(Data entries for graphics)
========================================

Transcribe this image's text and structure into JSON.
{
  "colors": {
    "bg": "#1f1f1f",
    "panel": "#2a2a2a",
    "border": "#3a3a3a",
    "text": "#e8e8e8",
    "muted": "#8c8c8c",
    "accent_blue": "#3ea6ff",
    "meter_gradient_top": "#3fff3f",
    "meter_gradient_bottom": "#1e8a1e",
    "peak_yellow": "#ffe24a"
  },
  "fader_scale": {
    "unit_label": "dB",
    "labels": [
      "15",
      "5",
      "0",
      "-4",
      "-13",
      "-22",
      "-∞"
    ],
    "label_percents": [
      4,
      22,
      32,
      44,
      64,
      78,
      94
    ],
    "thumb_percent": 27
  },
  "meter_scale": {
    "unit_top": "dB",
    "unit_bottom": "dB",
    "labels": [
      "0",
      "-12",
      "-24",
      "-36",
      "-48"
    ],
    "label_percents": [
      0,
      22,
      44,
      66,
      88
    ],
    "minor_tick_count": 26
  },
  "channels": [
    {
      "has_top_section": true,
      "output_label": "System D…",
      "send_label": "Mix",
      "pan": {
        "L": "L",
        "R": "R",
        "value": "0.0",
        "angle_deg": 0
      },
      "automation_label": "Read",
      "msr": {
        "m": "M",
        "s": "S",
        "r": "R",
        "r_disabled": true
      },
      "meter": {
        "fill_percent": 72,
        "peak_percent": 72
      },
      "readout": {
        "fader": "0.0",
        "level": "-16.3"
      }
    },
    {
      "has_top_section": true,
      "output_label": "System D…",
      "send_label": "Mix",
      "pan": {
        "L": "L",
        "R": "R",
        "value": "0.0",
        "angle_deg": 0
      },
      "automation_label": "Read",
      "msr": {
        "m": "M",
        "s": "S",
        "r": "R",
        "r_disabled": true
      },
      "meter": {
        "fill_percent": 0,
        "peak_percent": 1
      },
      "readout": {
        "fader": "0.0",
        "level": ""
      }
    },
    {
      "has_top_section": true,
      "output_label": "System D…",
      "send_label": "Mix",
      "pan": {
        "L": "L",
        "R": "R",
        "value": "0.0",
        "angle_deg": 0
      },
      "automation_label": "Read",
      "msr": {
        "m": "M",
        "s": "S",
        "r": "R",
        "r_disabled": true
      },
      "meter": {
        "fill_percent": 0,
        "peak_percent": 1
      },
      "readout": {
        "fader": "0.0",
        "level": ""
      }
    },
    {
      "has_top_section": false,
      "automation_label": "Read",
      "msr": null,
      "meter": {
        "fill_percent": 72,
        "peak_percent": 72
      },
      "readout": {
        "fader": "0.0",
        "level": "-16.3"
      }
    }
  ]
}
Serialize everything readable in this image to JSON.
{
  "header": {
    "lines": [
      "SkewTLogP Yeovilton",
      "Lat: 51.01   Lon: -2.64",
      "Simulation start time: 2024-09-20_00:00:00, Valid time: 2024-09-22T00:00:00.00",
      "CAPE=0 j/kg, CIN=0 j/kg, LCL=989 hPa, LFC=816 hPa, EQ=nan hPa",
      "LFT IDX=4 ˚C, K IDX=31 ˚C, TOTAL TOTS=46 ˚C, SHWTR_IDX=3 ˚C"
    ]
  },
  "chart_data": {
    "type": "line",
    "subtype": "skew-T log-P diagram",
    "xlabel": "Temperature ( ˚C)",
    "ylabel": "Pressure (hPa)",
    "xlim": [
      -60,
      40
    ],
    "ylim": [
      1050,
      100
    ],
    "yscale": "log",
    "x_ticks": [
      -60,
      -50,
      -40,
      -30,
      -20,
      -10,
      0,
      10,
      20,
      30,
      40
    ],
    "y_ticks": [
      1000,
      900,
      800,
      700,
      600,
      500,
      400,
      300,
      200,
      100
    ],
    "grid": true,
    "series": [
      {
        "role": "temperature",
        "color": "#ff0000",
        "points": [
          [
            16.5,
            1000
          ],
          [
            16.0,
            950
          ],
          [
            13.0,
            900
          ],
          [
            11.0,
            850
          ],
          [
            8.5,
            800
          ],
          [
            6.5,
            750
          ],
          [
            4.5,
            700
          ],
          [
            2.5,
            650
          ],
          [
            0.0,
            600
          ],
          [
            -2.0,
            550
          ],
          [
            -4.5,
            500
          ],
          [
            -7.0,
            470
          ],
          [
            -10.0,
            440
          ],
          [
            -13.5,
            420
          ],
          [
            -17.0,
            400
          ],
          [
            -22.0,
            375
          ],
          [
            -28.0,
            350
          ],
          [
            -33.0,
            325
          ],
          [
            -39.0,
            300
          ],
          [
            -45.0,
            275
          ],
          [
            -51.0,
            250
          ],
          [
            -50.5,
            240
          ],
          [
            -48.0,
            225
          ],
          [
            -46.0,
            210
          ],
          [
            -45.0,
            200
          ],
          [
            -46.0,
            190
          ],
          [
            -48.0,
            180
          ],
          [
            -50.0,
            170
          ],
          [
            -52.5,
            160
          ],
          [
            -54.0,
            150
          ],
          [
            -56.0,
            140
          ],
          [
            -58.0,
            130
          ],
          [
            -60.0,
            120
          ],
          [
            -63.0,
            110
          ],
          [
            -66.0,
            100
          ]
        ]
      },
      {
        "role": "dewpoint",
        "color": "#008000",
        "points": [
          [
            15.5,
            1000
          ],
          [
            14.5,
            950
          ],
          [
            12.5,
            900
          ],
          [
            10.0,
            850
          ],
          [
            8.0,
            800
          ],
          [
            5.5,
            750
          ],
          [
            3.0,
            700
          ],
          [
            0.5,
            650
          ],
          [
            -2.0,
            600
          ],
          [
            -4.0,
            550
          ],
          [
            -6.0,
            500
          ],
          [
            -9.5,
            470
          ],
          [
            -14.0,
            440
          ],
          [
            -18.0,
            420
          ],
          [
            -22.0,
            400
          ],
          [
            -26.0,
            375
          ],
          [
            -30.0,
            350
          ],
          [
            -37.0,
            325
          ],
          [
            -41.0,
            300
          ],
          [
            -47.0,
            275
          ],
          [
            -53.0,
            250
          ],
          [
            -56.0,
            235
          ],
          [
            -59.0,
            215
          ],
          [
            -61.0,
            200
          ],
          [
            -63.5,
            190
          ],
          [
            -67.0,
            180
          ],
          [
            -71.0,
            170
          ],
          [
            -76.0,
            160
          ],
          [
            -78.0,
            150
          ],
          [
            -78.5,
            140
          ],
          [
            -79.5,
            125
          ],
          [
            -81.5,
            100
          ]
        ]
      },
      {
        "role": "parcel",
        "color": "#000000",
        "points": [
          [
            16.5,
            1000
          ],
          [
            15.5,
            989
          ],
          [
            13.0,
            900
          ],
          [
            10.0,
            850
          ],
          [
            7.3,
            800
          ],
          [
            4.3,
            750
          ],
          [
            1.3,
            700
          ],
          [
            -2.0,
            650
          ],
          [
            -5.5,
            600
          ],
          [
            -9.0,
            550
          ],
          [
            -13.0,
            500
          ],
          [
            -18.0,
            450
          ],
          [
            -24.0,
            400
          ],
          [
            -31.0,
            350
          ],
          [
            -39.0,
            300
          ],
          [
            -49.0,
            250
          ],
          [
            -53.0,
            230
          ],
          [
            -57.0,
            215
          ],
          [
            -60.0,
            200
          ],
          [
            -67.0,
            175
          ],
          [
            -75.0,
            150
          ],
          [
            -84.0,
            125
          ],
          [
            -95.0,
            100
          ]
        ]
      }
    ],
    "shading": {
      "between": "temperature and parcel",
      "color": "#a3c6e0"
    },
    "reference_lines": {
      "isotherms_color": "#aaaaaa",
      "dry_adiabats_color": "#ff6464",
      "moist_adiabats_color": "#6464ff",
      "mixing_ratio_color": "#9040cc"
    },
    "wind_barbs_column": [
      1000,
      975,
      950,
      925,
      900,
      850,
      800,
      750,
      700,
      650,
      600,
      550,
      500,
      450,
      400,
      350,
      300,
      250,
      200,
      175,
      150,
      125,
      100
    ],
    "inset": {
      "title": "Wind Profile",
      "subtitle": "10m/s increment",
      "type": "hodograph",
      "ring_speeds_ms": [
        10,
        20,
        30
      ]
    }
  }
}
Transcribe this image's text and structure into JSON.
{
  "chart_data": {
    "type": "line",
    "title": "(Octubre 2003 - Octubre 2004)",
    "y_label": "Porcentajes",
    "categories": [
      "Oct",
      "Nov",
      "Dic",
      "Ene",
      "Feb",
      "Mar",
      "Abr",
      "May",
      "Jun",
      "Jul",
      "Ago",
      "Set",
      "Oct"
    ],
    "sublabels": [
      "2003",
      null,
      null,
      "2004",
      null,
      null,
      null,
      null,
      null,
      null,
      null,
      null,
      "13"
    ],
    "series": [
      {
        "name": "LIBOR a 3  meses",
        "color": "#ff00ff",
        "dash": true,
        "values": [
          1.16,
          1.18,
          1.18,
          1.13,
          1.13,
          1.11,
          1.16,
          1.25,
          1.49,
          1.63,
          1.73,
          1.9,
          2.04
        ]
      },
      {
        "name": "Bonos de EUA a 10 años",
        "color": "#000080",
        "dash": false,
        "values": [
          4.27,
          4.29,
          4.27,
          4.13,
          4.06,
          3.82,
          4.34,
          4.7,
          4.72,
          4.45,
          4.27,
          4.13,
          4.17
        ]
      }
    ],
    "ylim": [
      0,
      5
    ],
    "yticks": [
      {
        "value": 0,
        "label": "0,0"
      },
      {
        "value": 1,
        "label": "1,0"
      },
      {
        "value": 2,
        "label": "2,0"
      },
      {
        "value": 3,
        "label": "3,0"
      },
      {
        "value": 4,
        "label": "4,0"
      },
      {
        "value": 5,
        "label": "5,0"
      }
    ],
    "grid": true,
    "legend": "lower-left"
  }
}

========================================

▸ REQUIREMENTS:
Find every line containing the word "parcel", then give the total and nothing more.

▸ TASK ANSWER:
2